What to do » Extract all lines from the data beneath that include the word "light".

--- begin ---

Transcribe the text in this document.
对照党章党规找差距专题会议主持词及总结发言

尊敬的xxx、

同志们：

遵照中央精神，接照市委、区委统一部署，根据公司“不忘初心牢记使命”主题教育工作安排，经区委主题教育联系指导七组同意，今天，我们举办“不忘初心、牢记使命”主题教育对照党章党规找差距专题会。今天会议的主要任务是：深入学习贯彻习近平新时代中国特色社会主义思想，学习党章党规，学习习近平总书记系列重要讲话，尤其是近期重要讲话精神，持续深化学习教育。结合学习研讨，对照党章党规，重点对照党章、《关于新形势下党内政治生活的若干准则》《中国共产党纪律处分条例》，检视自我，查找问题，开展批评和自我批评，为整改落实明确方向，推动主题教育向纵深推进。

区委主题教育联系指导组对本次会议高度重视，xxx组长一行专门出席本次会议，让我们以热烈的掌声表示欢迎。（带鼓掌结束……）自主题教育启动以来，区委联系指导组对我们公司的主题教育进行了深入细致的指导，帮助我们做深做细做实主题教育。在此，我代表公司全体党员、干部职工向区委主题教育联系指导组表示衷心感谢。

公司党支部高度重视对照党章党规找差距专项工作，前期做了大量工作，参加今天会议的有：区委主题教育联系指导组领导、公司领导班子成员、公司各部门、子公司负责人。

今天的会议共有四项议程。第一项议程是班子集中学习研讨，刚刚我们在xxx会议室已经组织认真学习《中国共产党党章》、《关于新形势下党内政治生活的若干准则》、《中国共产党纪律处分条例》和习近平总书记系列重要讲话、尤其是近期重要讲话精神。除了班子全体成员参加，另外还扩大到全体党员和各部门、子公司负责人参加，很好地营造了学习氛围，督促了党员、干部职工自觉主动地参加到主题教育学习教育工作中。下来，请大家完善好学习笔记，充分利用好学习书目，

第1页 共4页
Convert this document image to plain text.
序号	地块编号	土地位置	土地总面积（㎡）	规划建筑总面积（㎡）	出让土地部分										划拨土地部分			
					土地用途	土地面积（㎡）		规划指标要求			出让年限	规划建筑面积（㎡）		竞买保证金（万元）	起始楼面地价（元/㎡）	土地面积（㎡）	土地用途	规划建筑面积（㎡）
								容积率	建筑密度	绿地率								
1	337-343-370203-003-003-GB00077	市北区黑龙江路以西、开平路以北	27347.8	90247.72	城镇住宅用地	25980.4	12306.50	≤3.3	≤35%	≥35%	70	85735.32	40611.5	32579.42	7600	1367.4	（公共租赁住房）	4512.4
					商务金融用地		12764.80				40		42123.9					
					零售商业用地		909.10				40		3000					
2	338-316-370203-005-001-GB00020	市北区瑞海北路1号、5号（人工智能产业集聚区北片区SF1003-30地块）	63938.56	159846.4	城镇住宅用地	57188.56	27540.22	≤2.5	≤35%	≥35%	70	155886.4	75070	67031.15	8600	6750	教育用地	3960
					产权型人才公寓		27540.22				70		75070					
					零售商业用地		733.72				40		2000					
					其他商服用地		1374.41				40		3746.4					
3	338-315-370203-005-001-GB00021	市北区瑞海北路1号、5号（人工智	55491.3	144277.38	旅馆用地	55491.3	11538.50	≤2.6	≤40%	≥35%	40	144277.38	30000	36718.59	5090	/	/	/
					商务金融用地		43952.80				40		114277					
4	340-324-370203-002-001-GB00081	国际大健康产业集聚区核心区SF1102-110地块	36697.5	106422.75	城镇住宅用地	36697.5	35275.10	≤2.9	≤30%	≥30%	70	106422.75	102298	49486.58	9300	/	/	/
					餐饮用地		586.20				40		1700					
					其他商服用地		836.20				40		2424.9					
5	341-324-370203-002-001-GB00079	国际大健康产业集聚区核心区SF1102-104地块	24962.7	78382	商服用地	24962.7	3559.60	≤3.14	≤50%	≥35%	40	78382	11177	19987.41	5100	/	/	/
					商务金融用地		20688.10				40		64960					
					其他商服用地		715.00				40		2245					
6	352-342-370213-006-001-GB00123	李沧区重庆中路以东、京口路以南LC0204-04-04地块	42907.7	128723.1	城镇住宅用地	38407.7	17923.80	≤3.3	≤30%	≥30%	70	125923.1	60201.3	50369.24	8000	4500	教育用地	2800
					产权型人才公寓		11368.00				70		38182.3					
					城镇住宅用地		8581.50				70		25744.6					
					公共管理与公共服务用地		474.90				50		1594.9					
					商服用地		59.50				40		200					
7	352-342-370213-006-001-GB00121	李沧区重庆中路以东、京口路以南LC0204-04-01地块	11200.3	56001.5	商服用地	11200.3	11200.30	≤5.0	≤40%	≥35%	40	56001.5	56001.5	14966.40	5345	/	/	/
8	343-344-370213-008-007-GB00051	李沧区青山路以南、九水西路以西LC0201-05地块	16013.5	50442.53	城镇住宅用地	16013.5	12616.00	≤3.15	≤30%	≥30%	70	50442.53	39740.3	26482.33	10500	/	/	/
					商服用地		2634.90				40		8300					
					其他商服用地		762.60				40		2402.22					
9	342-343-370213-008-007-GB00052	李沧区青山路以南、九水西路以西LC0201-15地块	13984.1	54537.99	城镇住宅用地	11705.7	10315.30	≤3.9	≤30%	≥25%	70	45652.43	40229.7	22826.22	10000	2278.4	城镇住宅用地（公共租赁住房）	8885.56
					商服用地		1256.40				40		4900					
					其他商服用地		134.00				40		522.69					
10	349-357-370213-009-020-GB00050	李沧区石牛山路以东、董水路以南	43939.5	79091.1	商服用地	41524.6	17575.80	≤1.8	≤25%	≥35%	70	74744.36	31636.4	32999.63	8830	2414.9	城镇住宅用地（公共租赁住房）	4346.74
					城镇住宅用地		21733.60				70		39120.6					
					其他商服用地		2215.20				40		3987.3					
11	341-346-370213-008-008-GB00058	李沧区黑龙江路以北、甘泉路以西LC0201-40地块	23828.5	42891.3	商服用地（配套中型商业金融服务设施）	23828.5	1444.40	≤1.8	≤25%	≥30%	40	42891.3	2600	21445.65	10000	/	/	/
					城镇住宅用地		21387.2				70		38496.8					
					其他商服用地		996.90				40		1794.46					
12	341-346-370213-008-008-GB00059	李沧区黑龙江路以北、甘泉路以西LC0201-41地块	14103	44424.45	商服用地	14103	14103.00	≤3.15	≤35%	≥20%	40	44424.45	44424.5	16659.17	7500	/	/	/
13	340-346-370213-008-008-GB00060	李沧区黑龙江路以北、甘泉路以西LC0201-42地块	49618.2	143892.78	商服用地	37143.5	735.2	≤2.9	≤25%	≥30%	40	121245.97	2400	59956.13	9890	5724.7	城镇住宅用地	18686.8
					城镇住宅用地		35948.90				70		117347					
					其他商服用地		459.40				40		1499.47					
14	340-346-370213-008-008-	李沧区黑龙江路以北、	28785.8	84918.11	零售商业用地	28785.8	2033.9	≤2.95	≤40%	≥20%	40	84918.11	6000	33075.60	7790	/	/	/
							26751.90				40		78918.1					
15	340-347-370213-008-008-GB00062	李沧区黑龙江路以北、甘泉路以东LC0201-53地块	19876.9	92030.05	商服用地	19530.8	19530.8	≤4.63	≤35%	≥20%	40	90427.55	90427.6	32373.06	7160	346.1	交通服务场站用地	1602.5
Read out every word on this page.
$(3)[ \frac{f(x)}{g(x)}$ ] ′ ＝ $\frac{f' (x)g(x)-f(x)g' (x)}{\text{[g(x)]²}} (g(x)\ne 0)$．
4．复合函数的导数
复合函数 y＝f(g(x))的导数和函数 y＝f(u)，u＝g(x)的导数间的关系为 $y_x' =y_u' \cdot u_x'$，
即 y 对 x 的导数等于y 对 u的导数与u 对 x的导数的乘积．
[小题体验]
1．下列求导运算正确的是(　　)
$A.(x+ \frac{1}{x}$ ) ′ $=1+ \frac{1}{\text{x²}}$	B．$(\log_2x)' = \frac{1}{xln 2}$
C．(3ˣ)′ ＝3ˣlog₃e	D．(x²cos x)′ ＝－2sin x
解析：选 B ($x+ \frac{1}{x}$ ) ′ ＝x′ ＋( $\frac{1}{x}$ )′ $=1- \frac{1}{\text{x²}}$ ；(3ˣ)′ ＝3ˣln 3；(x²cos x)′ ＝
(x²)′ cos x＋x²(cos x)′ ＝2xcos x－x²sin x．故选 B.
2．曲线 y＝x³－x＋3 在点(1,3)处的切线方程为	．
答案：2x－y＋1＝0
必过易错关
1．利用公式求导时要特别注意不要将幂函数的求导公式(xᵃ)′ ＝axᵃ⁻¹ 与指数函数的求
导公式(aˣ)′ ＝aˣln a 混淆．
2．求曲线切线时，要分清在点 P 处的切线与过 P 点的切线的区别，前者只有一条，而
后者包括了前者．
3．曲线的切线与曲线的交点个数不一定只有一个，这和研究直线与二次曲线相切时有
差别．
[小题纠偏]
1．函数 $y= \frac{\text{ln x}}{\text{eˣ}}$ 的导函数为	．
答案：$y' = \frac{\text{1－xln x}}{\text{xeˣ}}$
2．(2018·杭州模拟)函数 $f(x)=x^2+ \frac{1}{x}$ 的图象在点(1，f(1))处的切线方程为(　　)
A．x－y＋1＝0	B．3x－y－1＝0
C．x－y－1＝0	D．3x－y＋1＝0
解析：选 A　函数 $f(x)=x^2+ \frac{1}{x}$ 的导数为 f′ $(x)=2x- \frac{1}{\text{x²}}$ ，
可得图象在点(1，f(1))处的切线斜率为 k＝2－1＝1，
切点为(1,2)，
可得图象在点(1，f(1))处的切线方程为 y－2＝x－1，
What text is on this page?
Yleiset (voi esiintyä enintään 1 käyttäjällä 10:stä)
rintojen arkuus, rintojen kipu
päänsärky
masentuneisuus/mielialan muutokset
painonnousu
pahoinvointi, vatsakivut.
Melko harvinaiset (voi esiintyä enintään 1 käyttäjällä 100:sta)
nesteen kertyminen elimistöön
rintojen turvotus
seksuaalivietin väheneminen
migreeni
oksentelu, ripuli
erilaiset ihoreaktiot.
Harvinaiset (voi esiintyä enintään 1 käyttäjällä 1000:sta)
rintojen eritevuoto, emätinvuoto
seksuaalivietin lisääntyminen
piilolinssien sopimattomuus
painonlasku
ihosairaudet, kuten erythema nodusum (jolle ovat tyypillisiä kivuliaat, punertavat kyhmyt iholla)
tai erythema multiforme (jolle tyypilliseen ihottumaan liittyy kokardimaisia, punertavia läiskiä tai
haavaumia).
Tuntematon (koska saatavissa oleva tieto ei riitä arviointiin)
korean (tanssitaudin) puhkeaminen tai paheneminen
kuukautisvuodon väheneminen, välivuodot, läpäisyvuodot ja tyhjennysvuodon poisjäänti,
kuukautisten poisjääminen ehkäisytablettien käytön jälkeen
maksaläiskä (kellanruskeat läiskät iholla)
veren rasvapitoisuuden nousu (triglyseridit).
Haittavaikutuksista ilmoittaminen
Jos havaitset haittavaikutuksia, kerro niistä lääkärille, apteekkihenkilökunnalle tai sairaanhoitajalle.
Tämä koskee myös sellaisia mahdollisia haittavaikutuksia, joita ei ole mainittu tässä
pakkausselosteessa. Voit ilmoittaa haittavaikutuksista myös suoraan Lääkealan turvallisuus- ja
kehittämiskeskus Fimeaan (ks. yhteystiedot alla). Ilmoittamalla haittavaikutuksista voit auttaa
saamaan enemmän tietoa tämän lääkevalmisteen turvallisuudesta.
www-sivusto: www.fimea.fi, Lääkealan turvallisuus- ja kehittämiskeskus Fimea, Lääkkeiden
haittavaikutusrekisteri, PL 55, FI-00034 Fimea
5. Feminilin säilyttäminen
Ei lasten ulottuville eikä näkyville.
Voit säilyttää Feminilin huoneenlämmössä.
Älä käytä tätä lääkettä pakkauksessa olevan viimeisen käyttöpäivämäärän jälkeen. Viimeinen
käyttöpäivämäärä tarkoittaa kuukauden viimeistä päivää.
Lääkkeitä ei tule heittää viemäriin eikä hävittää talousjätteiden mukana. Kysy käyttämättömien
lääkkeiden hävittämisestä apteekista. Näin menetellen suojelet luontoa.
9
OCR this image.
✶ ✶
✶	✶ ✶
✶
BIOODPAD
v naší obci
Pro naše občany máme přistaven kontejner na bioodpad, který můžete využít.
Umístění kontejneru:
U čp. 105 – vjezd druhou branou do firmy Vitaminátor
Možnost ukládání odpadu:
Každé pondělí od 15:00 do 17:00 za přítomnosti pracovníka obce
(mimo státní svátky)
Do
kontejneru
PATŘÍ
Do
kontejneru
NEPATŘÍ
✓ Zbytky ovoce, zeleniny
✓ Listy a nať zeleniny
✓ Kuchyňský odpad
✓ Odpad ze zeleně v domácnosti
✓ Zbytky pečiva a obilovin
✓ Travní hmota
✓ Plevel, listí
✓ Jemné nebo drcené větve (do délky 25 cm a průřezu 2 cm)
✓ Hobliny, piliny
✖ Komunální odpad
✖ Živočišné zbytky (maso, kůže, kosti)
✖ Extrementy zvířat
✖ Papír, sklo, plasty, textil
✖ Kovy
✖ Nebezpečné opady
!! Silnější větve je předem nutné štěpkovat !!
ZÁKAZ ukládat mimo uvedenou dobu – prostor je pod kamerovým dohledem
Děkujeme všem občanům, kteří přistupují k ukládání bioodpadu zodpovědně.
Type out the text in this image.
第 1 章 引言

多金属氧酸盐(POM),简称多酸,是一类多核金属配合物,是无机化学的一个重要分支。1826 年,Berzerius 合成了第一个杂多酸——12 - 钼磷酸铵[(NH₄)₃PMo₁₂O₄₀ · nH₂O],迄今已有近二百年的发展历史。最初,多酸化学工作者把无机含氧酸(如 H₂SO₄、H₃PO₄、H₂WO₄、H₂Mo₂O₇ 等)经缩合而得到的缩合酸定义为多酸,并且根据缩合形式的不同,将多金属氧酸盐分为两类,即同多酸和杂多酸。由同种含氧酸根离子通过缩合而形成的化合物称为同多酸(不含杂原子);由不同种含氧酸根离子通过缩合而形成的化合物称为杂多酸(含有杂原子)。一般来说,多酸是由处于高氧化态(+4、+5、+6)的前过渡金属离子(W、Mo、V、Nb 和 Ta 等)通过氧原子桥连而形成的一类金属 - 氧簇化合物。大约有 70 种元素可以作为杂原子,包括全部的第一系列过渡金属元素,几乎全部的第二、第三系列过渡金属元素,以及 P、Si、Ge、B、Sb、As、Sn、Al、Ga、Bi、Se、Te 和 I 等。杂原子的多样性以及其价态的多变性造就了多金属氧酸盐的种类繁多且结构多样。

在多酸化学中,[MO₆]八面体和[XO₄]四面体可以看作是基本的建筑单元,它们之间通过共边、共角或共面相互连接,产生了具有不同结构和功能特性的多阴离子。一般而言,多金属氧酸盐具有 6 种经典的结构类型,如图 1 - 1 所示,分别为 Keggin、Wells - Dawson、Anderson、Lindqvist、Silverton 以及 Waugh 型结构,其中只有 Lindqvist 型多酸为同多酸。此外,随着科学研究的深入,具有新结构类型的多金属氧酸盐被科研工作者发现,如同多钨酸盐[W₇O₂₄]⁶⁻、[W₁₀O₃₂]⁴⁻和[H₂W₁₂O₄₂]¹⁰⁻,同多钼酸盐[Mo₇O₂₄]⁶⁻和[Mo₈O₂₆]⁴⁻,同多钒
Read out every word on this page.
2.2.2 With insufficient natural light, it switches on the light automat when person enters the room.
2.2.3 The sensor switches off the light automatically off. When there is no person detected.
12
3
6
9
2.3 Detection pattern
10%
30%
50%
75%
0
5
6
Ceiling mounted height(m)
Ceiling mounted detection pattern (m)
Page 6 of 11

--- end ---

Reply »
2.2.2 With insufficient natural light, it switches on the light automat when person enters the room.
2.2.3 The sensor switches off the light automatically off. When there is no person detected.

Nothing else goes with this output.